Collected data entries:
--------
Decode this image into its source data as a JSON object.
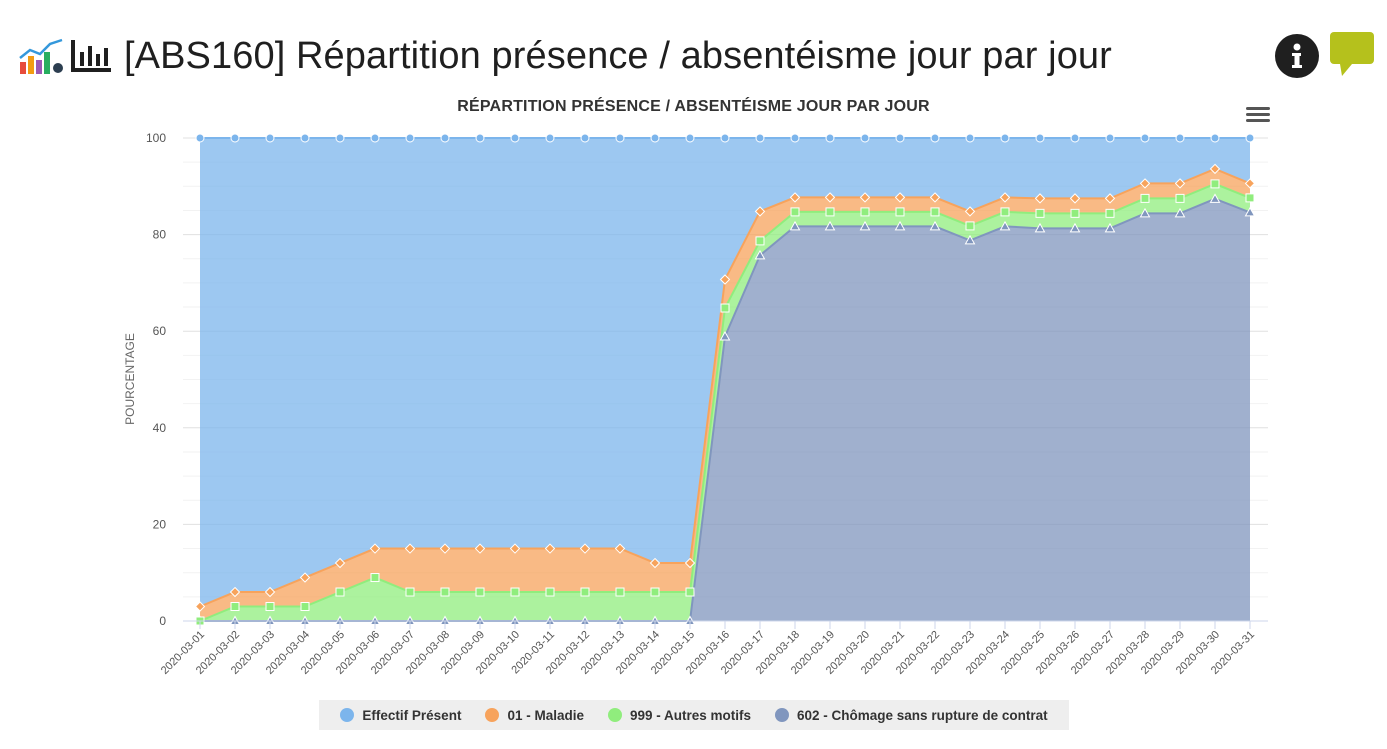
{
  "header": {
    "title": "[ABS160] Répartition présence / absentéisme jour par jour"
  },
  "chart_data": {
    "type": "area",
    "stacked": true,
    "title": "RÉPARTITION PRÉSENCE / ABSENTÉISME JOUR PAR JOUR",
    "ylabel": "POURCENTAGE",
    "xlabel": "",
    "ylim": [
      0,
      100
    ],
    "yticks": [
      0,
      20,
      40,
      60,
      80,
      100
    ],
    "grid": true,
    "legend_position": "bottom",
    "categories": [
      "2020-03-01",
      "2020-03-02",
      "2020-03-03",
      "2020-03-04",
      "2020-03-05",
      "2020-03-06",
      "2020-03-07",
      "2020-03-08",
      "2020-03-09",
      "2020-03-10",
      "2020-03-11",
      "2020-03-12",
      "2020-03-13",
      "2020-03-14",
      "2020-03-15",
      "2020-03-16",
      "2020-03-17",
      "2020-03-18",
      "2020-03-19",
      "2020-03-20",
      "2020-03-21",
      "2020-03-22",
      "2020-03-23",
      "2020-03-24",
      "2020-03-25",
      "2020-03-26",
      "2020-03-27",
      "2020-03-28",
      "2020-03-29",
      "2020-03-30",
      "2020-03-31"
    ],
    "series": [
      {
        "name": "Effectif Présent",
        "color": "#7cb5ec",
        "marker": "circle",
        "values": [
          97,
          94,
          94,
          91,
          88,
          85,
          85,
          85,
          85,
          85,
          85,
          85,
          85,
          88,
          88,
          29.3,
          15.2,
          12.3,
          12.3,
          12.3,
          12.3,
          12.3,
          15.2,
          12.3,
          12.5,
          12.5,
          12.5,
          9.4,
          9.4,
          6.4,
          9.4
        ]
      },
      {
        "name": "01 - Maladie",
        "color": "#f7a35c",
        "marker": "diamond",
        "values": [
          3,
          3,
          3,
          6,
          6,
          6,
          9,
          9,
          9,
          9,
          9,
          9,
          9,
          6,
          6,
          5.9,
          6.1,
          3.0,
          3.0,
          3.0,
          3.0,
          3.0,
          3.0,
          3.0,
          3.1,
          3.1,
          3.1,
          3.1,
          3.1,
          3.1,
          3.0
        ]
      },
      {
        "name": "999 - Autres motifs",
        "color": "#90ed7d",
        "marker": "square",
        "values": [
          0,
          3,
          3,
          3,
          6,
          9,
          6,
          6,
          6,
          6,
          6,
          6,
          6,
          6,
          6,
          5.9,
          3.0,
          3.0,
          3.0,
          3.0,
          3.0,
          3.0,
          3.0,
          3.0,
          3.1,
          3.1,
          3.1,
          3.1,
          3.1,
          3.1,
          3.0
        ]
      },
      {
        "name": "602 - Chômage sans rupture de contrat",
        "color": "#8096be",
        "marker": "triangle",
        "values": [
          0,
          0,
          0,
          0,
          0,
          0,
          0,
          0,
          0,
          0,
          0,
          0,
          0,
          0,
          0,
          58.9,
          75.7,
          81.7,
          81.7,
          81.7,
          81.7,
          81.7,
          78.8,
          81.7,
          81.3,
          81.3,
          81.3,
          84.4,
          84.4,
          87.4,
          84.6
        ]
      }
    ]
  }
}
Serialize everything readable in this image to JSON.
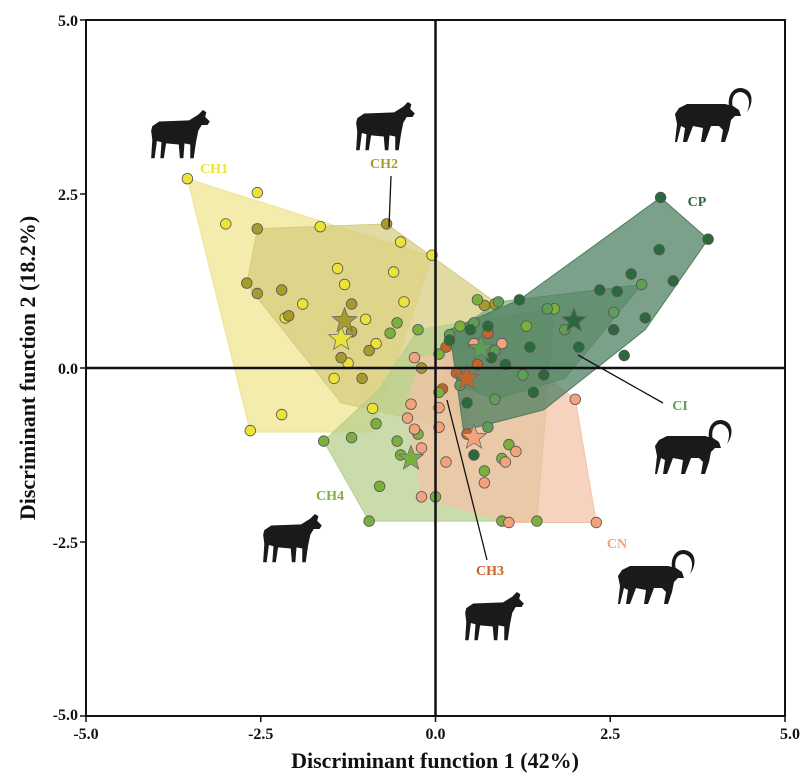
--------
### WRITTEN INSTRUCTION
Reply with nothing but the number of lines that contain the word "image".

### SOLUTION TO THIS TASK
2